◆ **Data shown**:
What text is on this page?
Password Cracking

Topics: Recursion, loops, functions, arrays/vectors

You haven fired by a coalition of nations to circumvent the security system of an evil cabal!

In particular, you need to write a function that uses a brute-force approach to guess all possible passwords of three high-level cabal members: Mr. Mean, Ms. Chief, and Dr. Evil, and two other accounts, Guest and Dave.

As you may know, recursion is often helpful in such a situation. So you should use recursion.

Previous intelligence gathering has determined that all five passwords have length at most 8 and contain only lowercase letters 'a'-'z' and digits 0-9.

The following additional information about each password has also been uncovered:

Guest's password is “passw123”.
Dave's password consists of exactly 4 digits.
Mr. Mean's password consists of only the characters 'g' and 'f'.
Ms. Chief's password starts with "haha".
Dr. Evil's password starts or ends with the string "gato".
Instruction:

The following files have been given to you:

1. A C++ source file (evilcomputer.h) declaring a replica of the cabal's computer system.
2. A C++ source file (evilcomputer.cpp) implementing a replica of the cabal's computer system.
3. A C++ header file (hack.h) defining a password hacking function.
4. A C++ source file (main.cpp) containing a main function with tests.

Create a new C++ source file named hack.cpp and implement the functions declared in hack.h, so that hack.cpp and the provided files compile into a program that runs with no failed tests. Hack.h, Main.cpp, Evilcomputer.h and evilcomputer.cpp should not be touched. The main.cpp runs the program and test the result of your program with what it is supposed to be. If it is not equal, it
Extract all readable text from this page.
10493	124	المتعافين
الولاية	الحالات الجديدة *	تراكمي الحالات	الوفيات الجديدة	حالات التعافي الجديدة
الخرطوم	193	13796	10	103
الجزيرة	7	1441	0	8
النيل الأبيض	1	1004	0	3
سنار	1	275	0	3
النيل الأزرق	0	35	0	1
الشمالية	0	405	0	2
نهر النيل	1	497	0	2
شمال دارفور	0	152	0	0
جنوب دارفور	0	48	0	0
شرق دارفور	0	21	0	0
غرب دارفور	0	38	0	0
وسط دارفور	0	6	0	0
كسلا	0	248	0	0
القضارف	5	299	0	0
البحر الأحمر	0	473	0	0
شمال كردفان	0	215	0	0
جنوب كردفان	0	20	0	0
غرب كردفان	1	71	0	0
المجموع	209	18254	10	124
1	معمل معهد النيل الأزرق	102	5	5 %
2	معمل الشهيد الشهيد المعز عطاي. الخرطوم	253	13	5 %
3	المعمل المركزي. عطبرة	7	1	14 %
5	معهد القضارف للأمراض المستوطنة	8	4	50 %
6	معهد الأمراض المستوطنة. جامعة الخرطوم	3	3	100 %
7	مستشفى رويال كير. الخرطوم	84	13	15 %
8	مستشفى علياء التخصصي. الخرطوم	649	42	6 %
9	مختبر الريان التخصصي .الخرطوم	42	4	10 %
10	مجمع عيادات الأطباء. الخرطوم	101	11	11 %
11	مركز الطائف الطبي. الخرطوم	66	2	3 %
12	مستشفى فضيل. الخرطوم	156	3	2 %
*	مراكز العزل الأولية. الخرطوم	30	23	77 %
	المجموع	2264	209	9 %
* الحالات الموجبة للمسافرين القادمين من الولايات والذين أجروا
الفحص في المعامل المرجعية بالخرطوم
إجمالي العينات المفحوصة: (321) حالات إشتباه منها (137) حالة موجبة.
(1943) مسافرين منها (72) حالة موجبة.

◆ **Requirement**: Copy, from the material above, each line in which the string "should" occurs.

◆ **Solved exercise**:
As you may know, recursion is often helpful in such a situation. So you should use recursion.
Create a new C++ source file named hack.cpp and implement the functions declared in hack.h, so that hack.cpp and the provided files compile into a program that runs with no failed tests. Hack.h, Main.cpp, Evilcomputer.h and evilcomputer.cpp should not be touched. The main.cpp runs the program and test the result of your program with what it is supposed to be. If it is not equal, it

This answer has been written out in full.